* Problem description
Print out each record below, unaltered and complete, without its images.

* Provided records

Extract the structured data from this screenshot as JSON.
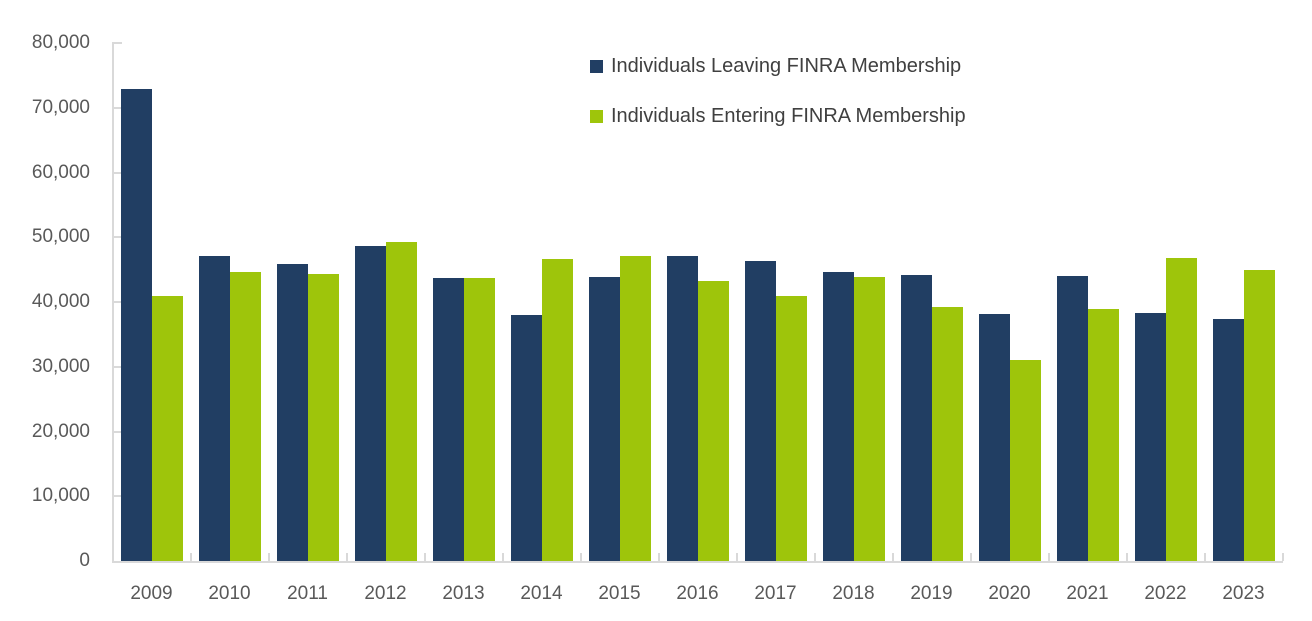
{
  "chart_data": {
    "type": "bar",
    "title": "",
    "xlabel": "",
    "ylabel": "",
    "categories": [
      "2009",
      "2010",
      "2011",
      "2012",
      "2013",
      "2014",
      "2015",
      "2016",
      "2017",
      "2018",
      "2019",
      "2020",
      "2021",
      "2022",
      "2023"
    ],
    "series": [
      {
        "name": "Individuals Leaving FINRA Membership",
        "color": "#213E63",
        "values": [
          72900,
          47100,
          45900,
          48600,
          43700,
          38000,
          43900,
          47100,
          46300,
          44600,
          44200,
          38100,
          44000,
          38300,
          37400
        ]
      },
      {
        "name": "Individuals Entering FINRA Membership",
        "color": "#9EC50B",
        "values": [
          40900,
          44600,
          44400,
          49200,
          43700,
          46600,
          47100,
          43200,
          40900,
          43900,
          39200,
          31000,
          38900,
          46800,
          44900
        ]
      }
    ],
    "ylim": [
      0,
      80000
    ],
    "ytick_interval": 10000,
    "ytick_labels": [
      "0",
      "10,000",
      "20,000",
      "30,000",
      "40,000",
      "50,000",
      "60,000",
      "70,000",
      "80,000"
    ],
    "grid": "off",
    "ticks": "inside",
    "legend_position": "top-center",
    "axis_color": "#D9D9D9",
    "tick_label_color": "#595959",
    "legend_text_color": "#404040"
  }
}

* Exercise answer
Extract the structured data from this screenshot as JSON.
{
  "chart_data": {
    "type": "bar",
    "title": "",
    "xlabel": "",
    "ylabel": "",
    "categories": [
      "2009",
      "2010",
      "2011",
      "2012",
      "2013",
      "2014",
      "2015",
      "2016",
      "2017",
      "2018",
      "2019",
      "2020",
      "2021",
      "2022",
      "2023"
    ],
    "series": [
      {
        "name": "Individuals Leaving FINRA Membership",
        "color": "#213E63",
        "values": [
          72900,
          47100,
          45900,
          48600,
          43700,
          38000,
          43900,
          47100,
          46300,
          44600,
          44200,
          38100,
          44000,
          38300,
          37400
        ]
      },
      {
        "name": "Individuals Entering FINRA Membership",
        "color": "#9EC50B",
        "values": [
          40900,
          44600,
          44400,
          49200,
          43700,
          46600,
          47100,
          43200,
          40900,
          43900,
          39200,
          31000,
          38900,
          46800,
          44900
        ]
      }
    ],
    "ylim": [
      0,
      80000
    ],
    "ytick_interval": 10000,
    "ytick_labels": [
      "0",
      "10,000",
      "20,000",
      "30,000",
      "40,000",
      "50,000",
      "60,000",
      "70,000",
      "80,000"
    ],
    "grid": "off",
    "ticks": "inside",
    "legend_position": "top-center",
    "axis_color": "#D9D9D9",
    "tick_label_color": "#595959",
    "legend_text_color": "#404040"
  }
}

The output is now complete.